Work instructions >> Among the lines below, list those containing the string "était".

## Begin Records for this task

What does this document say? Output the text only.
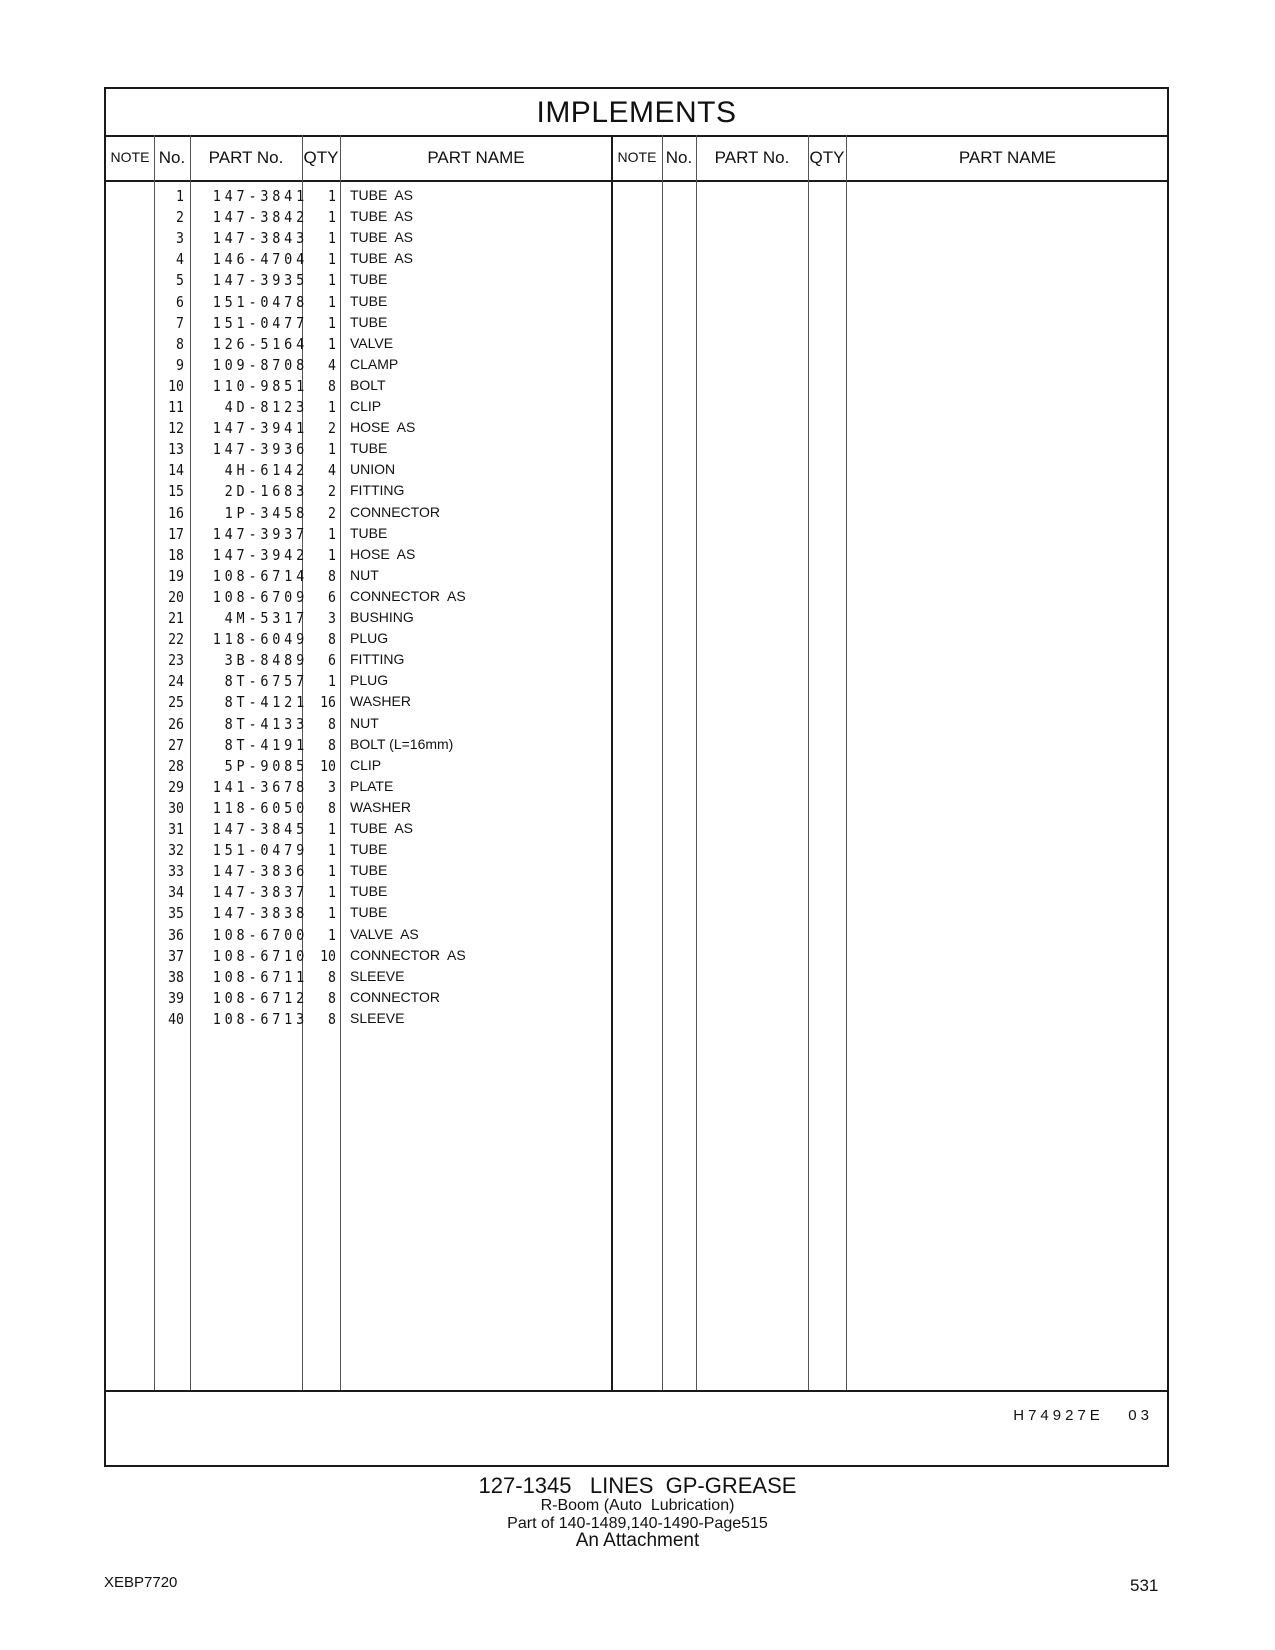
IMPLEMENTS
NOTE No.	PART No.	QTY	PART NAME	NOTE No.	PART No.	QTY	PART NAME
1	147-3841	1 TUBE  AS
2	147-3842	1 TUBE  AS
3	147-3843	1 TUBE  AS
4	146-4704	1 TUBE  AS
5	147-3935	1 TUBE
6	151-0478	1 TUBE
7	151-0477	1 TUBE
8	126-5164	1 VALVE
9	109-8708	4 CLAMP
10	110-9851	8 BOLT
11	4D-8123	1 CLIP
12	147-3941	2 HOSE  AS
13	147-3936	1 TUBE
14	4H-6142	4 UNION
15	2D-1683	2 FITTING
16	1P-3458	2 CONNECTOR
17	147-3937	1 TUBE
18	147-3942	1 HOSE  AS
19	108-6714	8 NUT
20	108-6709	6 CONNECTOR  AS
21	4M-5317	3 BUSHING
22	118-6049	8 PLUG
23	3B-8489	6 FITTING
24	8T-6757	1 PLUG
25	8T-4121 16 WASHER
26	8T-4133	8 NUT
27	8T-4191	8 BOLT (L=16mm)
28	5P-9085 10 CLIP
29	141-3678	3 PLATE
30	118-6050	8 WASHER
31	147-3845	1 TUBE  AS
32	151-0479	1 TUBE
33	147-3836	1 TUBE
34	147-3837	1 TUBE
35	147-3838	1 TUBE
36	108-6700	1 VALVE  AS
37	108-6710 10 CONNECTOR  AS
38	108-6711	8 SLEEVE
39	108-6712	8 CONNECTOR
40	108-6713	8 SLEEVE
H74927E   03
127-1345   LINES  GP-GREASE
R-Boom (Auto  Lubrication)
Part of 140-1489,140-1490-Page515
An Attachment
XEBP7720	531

## End Records for this task
## Begin Records for this task

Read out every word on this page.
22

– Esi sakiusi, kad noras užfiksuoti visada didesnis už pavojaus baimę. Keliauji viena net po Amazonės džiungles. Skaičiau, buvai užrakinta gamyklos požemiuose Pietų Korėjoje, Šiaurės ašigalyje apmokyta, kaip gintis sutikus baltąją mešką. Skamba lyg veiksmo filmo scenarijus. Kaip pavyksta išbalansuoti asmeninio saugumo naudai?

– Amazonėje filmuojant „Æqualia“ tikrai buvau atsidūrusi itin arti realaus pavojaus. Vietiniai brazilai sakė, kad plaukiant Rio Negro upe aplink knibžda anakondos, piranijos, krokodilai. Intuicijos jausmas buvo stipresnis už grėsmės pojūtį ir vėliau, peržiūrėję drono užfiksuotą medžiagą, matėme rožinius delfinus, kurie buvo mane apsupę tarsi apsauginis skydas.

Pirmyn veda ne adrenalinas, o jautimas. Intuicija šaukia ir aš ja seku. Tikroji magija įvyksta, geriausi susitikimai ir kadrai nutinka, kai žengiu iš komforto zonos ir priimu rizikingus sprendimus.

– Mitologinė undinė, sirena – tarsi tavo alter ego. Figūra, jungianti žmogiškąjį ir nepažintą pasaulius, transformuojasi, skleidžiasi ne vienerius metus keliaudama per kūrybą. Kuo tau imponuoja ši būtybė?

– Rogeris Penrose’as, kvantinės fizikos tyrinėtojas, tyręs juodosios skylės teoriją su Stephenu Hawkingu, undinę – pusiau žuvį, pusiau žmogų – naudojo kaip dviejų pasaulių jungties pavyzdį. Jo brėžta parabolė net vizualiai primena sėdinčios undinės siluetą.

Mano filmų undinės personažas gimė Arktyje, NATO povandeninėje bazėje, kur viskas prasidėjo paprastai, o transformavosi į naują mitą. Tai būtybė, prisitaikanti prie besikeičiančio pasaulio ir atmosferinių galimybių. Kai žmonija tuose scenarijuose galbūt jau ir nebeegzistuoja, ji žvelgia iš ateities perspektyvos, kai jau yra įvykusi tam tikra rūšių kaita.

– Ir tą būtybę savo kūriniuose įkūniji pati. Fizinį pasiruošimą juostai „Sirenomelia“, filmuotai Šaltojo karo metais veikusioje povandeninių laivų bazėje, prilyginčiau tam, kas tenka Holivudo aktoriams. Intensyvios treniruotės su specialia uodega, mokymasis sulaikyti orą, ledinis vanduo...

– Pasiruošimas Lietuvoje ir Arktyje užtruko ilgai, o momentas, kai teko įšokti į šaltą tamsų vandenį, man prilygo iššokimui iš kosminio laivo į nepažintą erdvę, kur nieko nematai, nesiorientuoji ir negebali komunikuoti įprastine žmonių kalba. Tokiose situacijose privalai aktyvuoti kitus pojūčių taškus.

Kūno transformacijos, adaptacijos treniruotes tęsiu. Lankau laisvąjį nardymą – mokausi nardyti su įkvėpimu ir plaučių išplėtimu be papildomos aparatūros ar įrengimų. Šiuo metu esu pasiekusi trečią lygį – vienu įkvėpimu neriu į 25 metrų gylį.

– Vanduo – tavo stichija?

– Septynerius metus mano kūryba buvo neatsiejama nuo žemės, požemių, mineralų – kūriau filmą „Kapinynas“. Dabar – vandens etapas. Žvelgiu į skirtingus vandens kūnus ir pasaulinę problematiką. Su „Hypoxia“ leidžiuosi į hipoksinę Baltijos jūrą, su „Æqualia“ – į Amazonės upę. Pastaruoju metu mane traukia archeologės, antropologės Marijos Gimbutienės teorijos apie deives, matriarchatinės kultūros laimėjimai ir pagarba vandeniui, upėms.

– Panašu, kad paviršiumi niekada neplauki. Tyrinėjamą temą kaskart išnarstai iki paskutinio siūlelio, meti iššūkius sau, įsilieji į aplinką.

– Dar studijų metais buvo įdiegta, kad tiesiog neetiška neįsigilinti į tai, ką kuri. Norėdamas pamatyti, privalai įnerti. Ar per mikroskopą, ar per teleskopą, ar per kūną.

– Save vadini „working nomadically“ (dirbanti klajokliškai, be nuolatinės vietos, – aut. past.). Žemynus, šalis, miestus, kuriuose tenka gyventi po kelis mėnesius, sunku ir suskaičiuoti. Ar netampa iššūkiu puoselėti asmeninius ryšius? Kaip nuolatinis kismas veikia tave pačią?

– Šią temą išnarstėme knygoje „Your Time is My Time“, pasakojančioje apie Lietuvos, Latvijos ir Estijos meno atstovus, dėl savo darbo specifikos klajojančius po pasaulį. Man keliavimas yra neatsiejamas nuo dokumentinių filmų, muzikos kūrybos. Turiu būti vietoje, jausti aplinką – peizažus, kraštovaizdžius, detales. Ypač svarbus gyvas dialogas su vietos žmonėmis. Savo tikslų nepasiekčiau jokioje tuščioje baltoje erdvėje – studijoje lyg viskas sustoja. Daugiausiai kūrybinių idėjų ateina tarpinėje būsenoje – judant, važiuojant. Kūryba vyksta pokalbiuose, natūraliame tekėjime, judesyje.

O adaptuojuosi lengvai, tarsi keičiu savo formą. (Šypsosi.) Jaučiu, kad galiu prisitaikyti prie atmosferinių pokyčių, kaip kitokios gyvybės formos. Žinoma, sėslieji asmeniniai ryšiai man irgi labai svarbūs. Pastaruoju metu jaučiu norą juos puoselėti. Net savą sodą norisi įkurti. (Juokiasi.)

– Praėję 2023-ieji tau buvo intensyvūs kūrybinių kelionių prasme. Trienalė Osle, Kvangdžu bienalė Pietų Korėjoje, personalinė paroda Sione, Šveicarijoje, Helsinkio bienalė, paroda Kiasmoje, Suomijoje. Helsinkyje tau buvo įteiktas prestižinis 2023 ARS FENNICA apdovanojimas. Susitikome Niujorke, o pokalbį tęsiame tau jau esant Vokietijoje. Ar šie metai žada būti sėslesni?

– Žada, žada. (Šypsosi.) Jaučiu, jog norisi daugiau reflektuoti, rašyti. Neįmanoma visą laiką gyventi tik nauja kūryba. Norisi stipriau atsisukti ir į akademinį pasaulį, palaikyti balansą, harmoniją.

## End Records for this task
## Begin Records for this task

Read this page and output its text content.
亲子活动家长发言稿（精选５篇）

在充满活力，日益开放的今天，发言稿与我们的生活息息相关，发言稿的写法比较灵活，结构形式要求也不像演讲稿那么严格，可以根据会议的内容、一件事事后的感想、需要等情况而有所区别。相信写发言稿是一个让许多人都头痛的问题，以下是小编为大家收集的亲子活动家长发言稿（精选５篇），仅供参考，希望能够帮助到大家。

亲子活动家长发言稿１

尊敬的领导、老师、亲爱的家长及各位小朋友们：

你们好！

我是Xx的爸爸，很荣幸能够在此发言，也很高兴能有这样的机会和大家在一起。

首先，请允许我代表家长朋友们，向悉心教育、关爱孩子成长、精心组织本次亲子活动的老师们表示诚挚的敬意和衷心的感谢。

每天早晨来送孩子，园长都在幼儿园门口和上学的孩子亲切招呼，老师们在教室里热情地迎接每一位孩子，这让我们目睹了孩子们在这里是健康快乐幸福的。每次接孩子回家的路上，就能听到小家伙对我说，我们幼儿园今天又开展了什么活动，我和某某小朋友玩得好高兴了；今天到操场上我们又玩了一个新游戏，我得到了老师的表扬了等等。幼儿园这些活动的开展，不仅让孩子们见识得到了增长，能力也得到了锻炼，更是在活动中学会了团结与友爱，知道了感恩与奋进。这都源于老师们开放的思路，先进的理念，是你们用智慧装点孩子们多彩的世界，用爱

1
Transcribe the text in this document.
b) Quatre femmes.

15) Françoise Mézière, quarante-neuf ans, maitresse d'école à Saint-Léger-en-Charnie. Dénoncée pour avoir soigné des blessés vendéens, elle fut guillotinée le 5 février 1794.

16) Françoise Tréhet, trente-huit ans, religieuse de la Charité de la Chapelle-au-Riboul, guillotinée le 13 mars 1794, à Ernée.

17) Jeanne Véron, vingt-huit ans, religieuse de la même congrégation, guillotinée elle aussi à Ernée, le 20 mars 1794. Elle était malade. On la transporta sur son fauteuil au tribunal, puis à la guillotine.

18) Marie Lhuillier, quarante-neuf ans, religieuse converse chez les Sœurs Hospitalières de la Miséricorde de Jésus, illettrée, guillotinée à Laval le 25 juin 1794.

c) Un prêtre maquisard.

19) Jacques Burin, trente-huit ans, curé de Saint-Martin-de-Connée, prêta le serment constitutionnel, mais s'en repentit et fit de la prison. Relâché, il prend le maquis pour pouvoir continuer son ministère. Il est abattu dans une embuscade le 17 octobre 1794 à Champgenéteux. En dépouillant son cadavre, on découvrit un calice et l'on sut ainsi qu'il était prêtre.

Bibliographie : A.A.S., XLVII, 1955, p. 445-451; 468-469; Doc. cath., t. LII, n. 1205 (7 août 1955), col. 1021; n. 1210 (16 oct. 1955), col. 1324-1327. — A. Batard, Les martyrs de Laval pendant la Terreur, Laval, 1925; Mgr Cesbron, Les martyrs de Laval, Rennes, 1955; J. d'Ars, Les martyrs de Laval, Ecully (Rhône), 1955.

## End Records for this task

Result of the exercise >>
17) Jeanne Véron, vingt-huit ans, religieuse de la même congrégation, guillotinée elle aussi à Ernée, le 20 mars 1794. Elle était malade. On la transporta sur son fauteuil au tribunal, puis à la guillotine.
19) Jacques Burin, trente-huit ans, curé de Saint-Martin-de-Connée, prêta le serment constitutionnel, mais s'en repentit et fit de la prison. Relâché, il prend le maquis pour pouvoir continuer son ministère. Il est abattu dans une embuscade le 17 octobre 1794 à Champgenéteux. En dépouillant son cadavre, on découvrit un calice et l'on sut ainsi qu'il était prêtre.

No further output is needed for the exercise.